#### [Exercises to complete]
• a. In the abstract, what plot size does Gentry's fixed area method use?
• b. List the criteria named in the abstract's sentence beginning "They are tested for their ability" by which the inventory protocols are tested.
• c. Please translate this sentence from the abstract into Spanish: "Biodiversity inventory as a tool for guiding conservation planning at a local scale is under used, especially in tropical countries where technical capacity is often limited."

Text provided START

Abstract

Biodiversity inventory as a tool for guiding conservation planning at a local scale is under used, especially in tropical countries where technical capacity is often limited. Here four inventory protocols (one ad hoc, one fixed count and two fixed area methods) are tested for their efficiency and statistical robustness when applied to the woody floras of a Mexican seasonally dry tropical forest. They are tested for their ability to distinguish between sites not only by number of species (richness), but also by number of threatened species, and finally in their application to complementary reserve selection exercises. Whilst the ad hoc method is shown to have the advantage of high efficiency and is technically undemanding, where possible the statistically more robust fixed count or fixed area methodologies are recommended. However, the much used fixed area method of Gentry [Gentry, A.H., 1982. Patterns of neotropical plant species diversity. Evol. Biol. 15, 1–84] that uses 2 m × 50 m plots is shown to be inefficient. Only when comparison with other previously published assessments is a priority should the 2 m × 50 m fixed area method be considered, and then efficiency may be increased by widening the plots and distinguishing between those stems that fall within a notional 2 m plot and those outside of it. Both prioritisation by number of species and complementarity analysis, using the ‘greedy’ algorithm, are shown to be sensitive to choice of inventory protocol, suggesting that consideration is given to how species lists are obtained in reserve selection exercises.

Text provided END
Recorded information START

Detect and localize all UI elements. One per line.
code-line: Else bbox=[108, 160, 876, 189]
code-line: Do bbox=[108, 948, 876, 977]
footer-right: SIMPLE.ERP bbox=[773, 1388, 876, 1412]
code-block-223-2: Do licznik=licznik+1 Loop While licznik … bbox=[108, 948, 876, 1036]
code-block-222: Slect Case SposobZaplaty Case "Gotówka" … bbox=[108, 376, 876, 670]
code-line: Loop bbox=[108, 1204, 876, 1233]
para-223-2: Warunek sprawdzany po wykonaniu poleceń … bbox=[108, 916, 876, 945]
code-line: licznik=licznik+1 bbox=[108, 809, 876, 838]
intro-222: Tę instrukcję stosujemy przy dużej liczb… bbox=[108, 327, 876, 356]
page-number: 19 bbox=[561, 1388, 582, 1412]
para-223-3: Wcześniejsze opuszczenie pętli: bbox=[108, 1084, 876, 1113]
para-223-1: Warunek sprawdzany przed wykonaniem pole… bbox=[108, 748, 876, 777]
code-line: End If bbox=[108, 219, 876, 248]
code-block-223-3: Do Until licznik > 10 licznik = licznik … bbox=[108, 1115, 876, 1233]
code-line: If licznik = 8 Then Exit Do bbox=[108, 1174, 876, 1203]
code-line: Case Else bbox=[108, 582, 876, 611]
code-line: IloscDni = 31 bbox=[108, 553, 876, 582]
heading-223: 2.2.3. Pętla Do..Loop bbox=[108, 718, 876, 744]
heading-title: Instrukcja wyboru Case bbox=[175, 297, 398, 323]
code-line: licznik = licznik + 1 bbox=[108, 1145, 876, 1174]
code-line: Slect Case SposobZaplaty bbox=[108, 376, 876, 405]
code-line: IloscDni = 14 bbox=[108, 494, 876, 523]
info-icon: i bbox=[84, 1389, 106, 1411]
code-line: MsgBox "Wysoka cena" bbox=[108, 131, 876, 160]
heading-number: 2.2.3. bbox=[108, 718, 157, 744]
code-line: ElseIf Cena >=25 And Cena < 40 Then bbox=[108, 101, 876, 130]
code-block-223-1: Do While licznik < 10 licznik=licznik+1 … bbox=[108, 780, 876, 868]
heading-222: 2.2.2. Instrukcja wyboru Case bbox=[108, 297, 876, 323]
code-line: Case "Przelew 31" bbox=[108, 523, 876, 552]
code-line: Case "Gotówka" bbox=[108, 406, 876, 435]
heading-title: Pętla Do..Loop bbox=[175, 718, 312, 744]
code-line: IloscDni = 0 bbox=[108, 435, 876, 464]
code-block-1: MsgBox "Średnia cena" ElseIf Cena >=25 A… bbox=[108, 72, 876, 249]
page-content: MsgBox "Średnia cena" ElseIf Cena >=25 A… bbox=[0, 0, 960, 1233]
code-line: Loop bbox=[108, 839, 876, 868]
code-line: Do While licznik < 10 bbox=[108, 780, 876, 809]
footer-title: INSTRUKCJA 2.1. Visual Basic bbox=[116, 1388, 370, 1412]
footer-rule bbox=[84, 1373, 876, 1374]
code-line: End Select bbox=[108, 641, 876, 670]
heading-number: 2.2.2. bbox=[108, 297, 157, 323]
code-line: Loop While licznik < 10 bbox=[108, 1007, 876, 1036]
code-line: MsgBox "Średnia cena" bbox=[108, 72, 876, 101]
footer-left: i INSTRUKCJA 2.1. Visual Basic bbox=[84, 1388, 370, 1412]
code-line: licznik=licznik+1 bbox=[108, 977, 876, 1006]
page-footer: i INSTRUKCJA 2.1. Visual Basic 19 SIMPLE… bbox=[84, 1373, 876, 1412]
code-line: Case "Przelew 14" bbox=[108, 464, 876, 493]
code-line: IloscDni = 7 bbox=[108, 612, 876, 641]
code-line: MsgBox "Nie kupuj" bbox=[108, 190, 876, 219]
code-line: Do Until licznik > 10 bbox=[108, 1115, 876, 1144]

Recorded information END

#### [Solutions by task]
• a. 2 m × 50 m plots.

• b.
- Distinguishing between sites by number of species (richness)
- Distinguishing between sites by number of threatened species
- Application to complementary reserve selection exercises

• c. El inventario de biodiversidad como herramienta para orientar la planificación de la conservación a escala local está infrautilizado, especialmente en los países tropicales, donde la capacidad técnica suele ser limitada.